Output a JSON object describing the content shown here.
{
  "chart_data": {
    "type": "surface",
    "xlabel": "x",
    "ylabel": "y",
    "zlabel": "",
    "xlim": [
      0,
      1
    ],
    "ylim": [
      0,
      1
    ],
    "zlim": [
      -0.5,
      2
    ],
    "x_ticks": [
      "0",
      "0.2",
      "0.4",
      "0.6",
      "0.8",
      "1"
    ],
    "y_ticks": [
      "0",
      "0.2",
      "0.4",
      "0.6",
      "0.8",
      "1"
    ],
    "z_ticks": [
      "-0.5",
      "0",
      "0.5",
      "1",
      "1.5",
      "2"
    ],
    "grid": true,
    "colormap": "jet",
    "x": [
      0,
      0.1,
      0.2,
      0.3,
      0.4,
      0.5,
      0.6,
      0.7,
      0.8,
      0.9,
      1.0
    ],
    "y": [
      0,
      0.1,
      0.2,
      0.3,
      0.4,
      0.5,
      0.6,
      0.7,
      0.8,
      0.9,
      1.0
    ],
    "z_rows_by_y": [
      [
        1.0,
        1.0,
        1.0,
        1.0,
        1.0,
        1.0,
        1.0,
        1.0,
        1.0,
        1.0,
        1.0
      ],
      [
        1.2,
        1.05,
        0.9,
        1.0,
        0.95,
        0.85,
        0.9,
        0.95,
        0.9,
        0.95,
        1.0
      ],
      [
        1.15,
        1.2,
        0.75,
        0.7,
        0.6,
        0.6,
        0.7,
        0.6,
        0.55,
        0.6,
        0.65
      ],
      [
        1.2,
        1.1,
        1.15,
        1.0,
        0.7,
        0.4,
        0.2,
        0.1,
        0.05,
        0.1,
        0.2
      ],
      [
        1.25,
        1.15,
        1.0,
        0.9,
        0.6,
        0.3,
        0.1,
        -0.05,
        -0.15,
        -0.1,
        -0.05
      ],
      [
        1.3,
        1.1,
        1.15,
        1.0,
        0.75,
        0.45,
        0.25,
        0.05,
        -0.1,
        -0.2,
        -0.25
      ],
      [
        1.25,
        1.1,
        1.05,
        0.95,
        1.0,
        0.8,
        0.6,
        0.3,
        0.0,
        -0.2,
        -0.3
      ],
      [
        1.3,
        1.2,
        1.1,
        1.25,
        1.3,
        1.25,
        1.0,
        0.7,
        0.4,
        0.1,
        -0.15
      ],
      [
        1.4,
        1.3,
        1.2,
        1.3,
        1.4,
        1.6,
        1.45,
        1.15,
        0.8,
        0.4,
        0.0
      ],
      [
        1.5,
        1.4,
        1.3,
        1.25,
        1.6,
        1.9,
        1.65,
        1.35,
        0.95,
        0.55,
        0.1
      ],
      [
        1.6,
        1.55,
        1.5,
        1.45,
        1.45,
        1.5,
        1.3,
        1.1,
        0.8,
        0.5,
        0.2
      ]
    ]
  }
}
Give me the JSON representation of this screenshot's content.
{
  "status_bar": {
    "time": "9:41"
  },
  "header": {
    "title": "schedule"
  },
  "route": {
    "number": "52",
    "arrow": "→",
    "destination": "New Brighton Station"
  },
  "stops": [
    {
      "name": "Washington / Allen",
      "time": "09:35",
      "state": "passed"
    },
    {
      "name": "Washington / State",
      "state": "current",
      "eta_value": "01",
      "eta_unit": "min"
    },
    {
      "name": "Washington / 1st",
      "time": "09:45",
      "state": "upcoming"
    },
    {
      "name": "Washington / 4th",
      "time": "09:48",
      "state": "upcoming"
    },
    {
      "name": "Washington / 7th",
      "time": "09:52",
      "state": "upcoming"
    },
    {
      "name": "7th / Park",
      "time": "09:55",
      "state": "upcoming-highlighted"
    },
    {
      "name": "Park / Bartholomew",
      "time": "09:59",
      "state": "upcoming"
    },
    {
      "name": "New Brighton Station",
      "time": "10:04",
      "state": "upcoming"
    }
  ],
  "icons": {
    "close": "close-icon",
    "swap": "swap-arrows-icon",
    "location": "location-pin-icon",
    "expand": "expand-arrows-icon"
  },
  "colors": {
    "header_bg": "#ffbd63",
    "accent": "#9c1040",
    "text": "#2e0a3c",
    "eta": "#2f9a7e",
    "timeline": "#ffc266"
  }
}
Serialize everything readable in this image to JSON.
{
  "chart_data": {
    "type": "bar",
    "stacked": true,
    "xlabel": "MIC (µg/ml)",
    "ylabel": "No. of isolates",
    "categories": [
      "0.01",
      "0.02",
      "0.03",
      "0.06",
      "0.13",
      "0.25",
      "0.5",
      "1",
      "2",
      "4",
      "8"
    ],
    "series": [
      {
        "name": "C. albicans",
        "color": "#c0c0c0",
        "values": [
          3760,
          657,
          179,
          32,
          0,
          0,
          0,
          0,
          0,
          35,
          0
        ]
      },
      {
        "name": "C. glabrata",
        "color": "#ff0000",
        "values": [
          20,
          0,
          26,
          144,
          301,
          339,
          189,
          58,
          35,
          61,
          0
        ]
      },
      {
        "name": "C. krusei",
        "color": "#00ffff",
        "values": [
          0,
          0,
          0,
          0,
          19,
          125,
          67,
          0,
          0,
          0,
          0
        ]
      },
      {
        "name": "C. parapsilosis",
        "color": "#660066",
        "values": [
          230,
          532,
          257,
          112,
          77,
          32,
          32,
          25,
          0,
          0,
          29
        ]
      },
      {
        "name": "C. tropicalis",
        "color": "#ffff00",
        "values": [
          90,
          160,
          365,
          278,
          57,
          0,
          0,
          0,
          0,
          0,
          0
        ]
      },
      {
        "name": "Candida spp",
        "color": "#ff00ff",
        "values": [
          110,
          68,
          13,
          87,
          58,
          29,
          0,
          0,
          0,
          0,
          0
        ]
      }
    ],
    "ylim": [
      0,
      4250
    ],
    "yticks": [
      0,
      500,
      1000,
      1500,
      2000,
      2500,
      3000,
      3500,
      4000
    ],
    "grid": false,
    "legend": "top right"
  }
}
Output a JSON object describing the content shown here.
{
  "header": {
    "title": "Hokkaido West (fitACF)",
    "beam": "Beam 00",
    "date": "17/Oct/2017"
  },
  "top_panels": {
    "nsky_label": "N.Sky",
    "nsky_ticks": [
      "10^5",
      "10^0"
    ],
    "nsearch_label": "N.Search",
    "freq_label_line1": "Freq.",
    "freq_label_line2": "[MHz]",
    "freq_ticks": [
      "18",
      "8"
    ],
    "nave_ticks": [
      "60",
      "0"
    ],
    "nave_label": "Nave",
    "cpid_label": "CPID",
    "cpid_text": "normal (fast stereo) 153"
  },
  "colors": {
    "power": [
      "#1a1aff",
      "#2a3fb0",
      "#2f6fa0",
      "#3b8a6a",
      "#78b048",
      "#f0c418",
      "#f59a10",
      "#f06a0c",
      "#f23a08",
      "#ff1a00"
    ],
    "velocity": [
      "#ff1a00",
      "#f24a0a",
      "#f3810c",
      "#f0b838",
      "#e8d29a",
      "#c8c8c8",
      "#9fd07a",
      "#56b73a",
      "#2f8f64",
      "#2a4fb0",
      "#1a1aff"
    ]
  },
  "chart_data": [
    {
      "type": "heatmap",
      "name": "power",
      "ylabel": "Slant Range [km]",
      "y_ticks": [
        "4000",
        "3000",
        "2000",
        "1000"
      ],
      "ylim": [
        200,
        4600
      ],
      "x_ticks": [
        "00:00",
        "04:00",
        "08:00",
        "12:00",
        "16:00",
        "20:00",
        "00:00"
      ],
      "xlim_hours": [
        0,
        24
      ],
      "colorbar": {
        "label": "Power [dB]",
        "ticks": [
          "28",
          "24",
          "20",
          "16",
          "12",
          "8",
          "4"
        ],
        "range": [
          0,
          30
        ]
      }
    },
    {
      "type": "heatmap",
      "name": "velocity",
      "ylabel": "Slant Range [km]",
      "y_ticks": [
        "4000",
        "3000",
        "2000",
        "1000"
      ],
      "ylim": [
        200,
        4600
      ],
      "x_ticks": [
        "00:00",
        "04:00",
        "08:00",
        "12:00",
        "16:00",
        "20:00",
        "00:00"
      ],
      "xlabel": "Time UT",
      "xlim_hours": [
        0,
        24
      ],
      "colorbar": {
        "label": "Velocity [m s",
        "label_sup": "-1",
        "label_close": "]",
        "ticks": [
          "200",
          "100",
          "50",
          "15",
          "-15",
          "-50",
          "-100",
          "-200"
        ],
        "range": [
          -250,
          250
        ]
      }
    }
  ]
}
+ + + +
▶ _Task to carry out_
Give the count of lines containing "Washington", with no added text.

▶ _Exercise solution_
5